** Begin INFORMATION PROVIDED **
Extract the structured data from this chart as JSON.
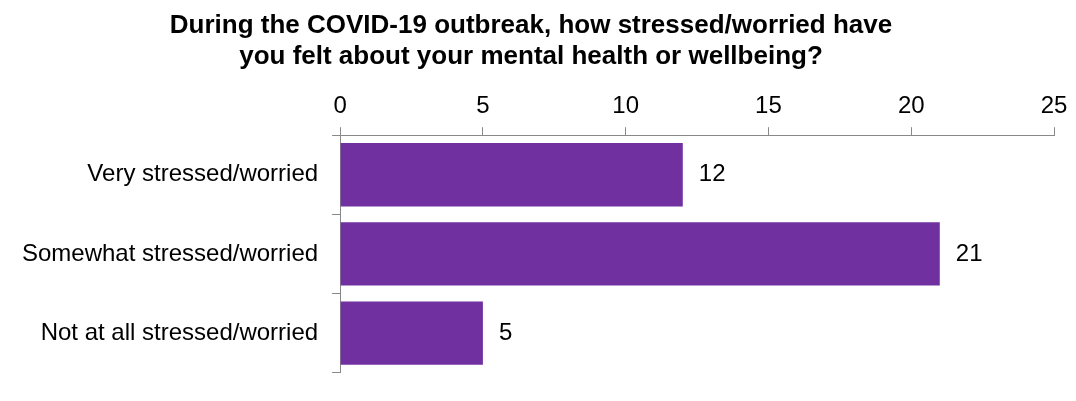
{
  "chart_data": {
    "type": "bar",
    "orientation": "horizontal",
    "title": [
      "During the COVID-19 outbreak, how stressed/worried have",
      "you felt about your mental health or wellbeing?"
    ],
    "categories": [
      "Very stressed/worried",
      "Somewhat stressed/worried",
      "Not at all stressed/worried"
    ],
    "values": [
      12,
      21,
      5
    ],
    "color": "#7030a0",
    "xlim": [
      0,
      25
    ],
    "xticks": [
      0,
      5,
      10,
      15,
      20,
      25
    ],
    "data_labels": true,
    "legend": false
  }
}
** End INFORMATION PROVIDED **
• **GIVEN TASK**:
Quote the listing above in full, except for the pictures.

• **ANSWER TO THE EXERCISE**:
Extract the structured data from this chart as JSON.
{
  "chart_data": {
    "type": "bar",
    "orientation": "horizontal",
    "title": [
      "During the COVID-19 outbreak, how stressed/worried have",
      "you felt about your mental health or wellbeing?"
    ],
    "categories": [
      "Very stressed/worried",
      "Somewhat stressed/worried",
      "Not at all stressed/worried"
    ],
    "values": [
      12,
      21,
      5
    ],
    "color": "#7030a0",
    "xlim": [
      0,
      25
    ],
    "xticks": [
      0,
      5,
      10,
      15,
      20,
      25
    ],
    "data_labels": true,
    "legend": false
  }
}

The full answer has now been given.